### Extracted material
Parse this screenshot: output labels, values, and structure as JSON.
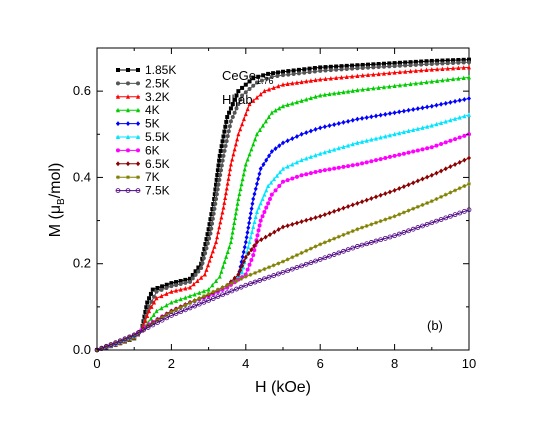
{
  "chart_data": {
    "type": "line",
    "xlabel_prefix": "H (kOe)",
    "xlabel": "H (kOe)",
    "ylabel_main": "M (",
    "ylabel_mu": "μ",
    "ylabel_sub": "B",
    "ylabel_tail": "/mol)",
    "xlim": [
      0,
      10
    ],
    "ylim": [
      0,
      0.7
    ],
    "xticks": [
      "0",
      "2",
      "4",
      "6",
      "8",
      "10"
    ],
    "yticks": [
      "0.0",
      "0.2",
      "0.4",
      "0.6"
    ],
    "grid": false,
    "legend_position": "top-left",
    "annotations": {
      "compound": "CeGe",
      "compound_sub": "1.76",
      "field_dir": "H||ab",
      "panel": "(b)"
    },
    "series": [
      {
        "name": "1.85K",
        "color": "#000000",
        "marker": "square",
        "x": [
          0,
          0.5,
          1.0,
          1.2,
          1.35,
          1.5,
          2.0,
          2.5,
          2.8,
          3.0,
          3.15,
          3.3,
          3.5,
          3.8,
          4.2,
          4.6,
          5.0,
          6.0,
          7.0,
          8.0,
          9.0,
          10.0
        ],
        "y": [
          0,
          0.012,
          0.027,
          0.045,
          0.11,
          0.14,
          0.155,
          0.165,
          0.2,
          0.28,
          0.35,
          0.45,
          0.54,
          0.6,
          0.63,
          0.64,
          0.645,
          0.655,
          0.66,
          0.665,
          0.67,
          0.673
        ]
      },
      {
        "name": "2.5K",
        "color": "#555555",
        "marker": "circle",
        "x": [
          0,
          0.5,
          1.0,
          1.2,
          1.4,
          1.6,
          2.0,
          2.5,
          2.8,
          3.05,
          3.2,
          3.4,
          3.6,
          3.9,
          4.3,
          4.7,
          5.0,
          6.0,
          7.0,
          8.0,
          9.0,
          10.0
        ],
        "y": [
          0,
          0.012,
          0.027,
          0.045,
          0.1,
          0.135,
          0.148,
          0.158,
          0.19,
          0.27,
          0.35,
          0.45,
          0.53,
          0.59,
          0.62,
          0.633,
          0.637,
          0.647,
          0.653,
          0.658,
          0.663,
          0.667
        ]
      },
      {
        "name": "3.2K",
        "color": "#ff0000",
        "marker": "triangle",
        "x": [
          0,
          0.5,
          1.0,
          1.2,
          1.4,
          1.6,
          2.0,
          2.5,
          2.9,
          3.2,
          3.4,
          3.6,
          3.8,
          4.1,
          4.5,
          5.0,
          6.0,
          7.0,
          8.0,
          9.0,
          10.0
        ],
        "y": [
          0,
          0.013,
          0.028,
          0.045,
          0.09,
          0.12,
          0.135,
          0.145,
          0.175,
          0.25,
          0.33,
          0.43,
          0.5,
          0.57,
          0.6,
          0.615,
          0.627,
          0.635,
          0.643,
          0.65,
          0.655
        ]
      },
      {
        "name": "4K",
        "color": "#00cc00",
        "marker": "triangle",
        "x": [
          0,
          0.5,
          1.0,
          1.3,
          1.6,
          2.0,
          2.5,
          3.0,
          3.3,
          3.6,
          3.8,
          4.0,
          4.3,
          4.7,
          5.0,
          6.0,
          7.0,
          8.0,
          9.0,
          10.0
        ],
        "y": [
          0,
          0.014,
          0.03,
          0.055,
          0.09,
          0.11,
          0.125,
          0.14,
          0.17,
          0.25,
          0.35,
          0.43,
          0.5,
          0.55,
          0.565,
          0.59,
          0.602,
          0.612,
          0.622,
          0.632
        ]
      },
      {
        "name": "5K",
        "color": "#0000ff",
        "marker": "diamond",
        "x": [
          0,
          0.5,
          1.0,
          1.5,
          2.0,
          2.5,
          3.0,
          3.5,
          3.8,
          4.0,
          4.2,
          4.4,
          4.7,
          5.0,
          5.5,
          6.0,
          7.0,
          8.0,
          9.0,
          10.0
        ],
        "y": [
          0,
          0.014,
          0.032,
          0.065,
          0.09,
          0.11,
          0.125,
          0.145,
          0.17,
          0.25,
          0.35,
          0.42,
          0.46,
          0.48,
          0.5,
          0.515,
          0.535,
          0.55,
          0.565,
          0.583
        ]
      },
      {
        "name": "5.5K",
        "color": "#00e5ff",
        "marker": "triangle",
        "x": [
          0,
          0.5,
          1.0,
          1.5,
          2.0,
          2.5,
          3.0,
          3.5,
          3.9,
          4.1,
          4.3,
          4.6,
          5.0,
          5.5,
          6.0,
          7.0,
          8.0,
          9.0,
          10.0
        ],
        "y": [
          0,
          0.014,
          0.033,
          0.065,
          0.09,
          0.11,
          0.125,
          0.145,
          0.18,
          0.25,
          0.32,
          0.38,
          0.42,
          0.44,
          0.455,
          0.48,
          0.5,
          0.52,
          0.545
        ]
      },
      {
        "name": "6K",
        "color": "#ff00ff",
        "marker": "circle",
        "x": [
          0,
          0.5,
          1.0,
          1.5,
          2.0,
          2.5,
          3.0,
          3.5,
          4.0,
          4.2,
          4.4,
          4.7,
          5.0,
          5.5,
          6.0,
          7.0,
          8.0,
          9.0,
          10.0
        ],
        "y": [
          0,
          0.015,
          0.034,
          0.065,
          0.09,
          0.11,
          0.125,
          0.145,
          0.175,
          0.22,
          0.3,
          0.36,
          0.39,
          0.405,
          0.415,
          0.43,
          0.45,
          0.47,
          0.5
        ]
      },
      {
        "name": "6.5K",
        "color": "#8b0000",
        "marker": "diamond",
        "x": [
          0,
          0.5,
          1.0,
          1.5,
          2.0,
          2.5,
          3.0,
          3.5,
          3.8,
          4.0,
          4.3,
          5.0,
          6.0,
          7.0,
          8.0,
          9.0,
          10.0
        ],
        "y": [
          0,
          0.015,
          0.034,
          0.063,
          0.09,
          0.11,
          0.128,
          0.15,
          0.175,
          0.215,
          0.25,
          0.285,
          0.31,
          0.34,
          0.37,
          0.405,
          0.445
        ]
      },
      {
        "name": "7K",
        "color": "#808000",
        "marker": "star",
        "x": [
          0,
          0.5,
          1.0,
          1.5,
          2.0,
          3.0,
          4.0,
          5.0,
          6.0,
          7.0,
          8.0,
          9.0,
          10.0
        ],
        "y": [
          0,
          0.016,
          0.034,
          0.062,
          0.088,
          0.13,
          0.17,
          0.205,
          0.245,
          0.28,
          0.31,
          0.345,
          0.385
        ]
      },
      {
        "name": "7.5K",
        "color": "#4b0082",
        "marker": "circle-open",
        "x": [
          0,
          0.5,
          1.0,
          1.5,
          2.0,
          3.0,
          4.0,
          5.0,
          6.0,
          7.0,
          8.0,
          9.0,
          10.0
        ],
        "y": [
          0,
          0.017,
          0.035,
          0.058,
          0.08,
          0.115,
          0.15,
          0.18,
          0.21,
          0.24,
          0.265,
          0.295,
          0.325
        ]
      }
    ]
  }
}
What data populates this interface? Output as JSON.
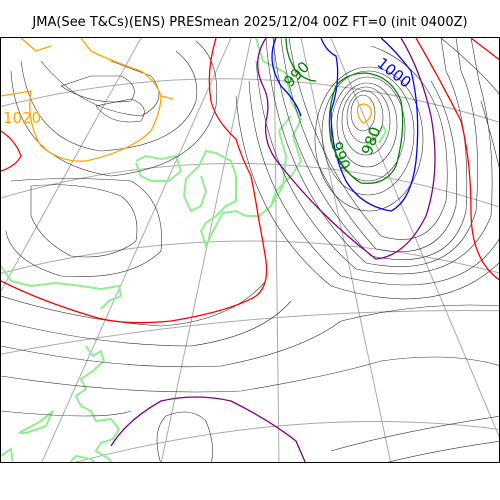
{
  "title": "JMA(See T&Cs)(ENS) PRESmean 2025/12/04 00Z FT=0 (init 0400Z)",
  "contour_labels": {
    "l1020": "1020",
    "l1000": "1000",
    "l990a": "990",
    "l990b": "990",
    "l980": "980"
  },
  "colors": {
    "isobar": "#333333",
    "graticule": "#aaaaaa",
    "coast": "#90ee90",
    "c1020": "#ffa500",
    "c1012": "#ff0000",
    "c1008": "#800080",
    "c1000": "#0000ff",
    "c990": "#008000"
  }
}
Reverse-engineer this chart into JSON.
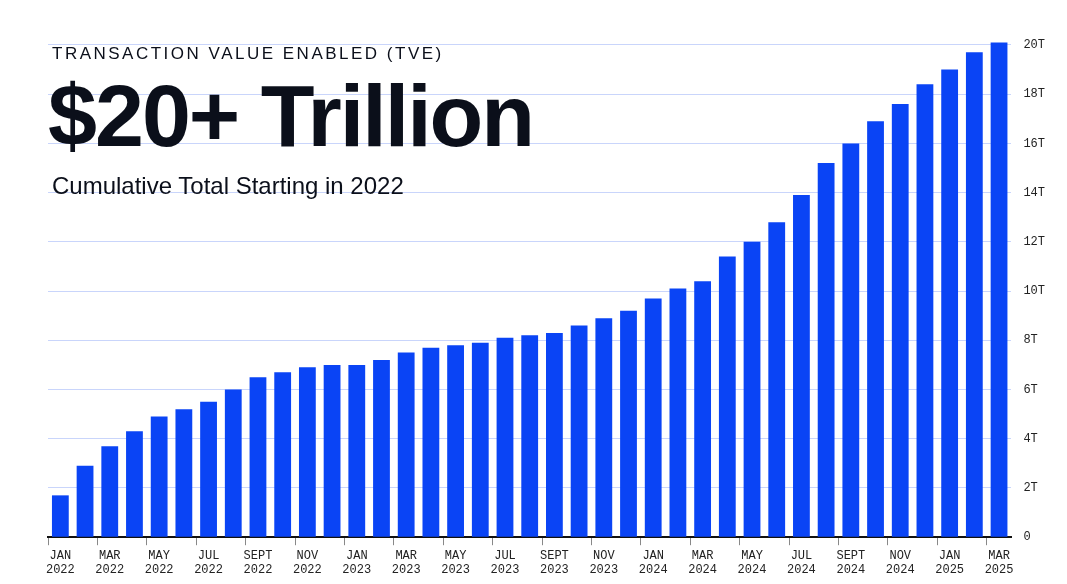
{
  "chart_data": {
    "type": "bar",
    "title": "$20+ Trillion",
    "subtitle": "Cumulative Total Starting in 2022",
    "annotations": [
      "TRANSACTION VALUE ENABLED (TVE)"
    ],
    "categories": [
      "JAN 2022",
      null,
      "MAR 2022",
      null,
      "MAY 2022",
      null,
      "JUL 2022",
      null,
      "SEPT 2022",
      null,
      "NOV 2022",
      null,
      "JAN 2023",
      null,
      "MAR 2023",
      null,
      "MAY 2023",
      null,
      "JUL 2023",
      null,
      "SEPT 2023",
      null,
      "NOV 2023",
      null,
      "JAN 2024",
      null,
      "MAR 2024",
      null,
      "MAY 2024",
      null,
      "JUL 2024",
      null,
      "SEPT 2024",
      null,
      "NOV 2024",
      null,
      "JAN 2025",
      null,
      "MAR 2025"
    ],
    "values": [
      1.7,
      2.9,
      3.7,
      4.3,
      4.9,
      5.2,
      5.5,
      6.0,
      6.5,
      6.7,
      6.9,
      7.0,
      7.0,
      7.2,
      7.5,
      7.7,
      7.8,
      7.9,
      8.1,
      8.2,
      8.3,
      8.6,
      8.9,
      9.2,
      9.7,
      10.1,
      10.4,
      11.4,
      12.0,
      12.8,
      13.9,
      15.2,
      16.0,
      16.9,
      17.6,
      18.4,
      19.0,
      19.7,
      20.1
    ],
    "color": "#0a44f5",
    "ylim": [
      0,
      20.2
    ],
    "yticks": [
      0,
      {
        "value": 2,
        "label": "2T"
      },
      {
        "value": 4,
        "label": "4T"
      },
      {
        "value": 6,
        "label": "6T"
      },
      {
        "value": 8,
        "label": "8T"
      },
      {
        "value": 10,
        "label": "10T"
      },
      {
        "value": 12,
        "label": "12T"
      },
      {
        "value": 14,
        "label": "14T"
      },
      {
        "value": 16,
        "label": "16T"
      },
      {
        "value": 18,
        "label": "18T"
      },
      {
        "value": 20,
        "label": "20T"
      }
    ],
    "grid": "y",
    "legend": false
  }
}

### Written task
In the entries above, how many lines contain the word "values"? Answer with the number only.

### Written solution
2